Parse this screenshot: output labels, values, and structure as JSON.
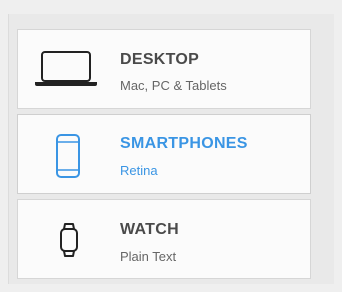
{
  "options": [
    {
      "title": "DESKTOP",
      "subtitle": "Mac, PC & Tablets",
      "icon": "laptop-icon",
      "selected": false
    },
    {
      "title": "SMARTPHONES",
      "subtitle": "Retina",
      "icon": "smartphone-icon",
      "selected": true
    },
    {
      "title": "WATCH",
      "subtitle": "Plain Text",
      "icon": "watch-icon",
      "selected": false
    }
  ],
  "colors": {
    "accent": "#3a95e4",
    "text": "#4a4a4a",
    "subtext": "#666666",
    "card": "#fbfbfb",
    "border": "#d6d6d6"
  }
}
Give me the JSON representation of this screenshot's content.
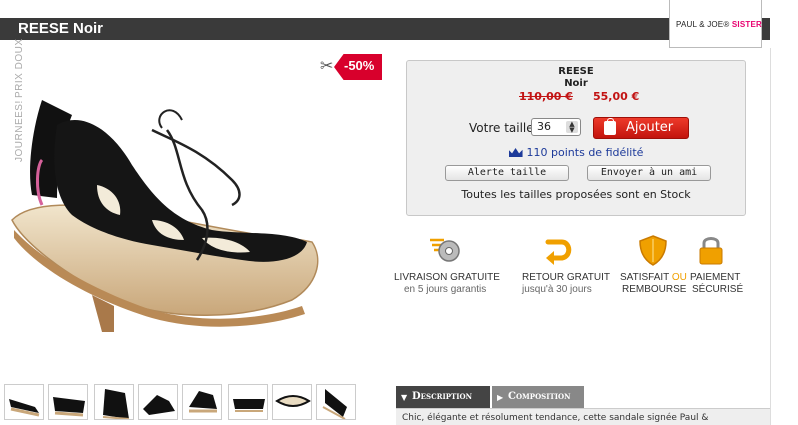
{
  "product": {
    "title": "REESE Noir",
    "brand_prefix": "PAUL & JOE",
    "brand_suffix": "SISTER",
    "name": "REESE",
    "color": "Noir",
    "discount": "-50%"
  },
  "side_tabs": [
    "PRIX DOUX",
    "JOURNEES!"
  ],
  "pricing": {
    "old_price": "110,00 €",
    "new_price": "55,00 €"
  },
  "size": {
    "label": "Votre taille",
    "selected": "36"
  },
  "actions": {
    "add_label": "Ajouter",
    "alert_label": "Alerte taille",
    "friend_label": "Envoyer à un ami"
  },
  "loyalty": {
    "points_text": "110 points de fidélité"
  },
  "stock": {
    "text": "Toutes les tailles proposées sont en Stock"
  },
  "features": [
    {
      "icon": "delivery-disc-icon",
      "line1": "LIVRAISON GRATUITE",
      "line2": "en 5 jours garantis"
    },
    {
      "icon": "return-arrow-icon",
      "line1": "RETOUR GRATUIT",
      "line2": "jusqu'à 30 jours"
    },
    {
      "icon": "shield-icon",
      "line1a": "SATISFAIT",
      "line1b": "OU",
      "line2": "REMBOURSE"
    },
    {
      "icon": "padlock-icon",
      "line1": "PAIEMENT",
      "line2": "SÉCURISÉ"
    }
  ],
  "description_tabs": {
    "description": "Description",
    "composition": "Composition",
    "text": "Chic, élégante et résolument tendance, cette sandale signée Paul &"
  },
  "colors": {
    "title_bar": "#3a3a3a",
    "price_red": "#c21313",
    "add_button": "#d8261b",
    "points_blue": "#1d3a9a",
    "brand_pink": "#e8006f",
    "icon_orange": "#f0a000"
  }
}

* _Stated goal_
Pull out every line containing "selected".

* _Full response_
      "selected": false
      "selected": true
      "selected": false
    "selected": "36"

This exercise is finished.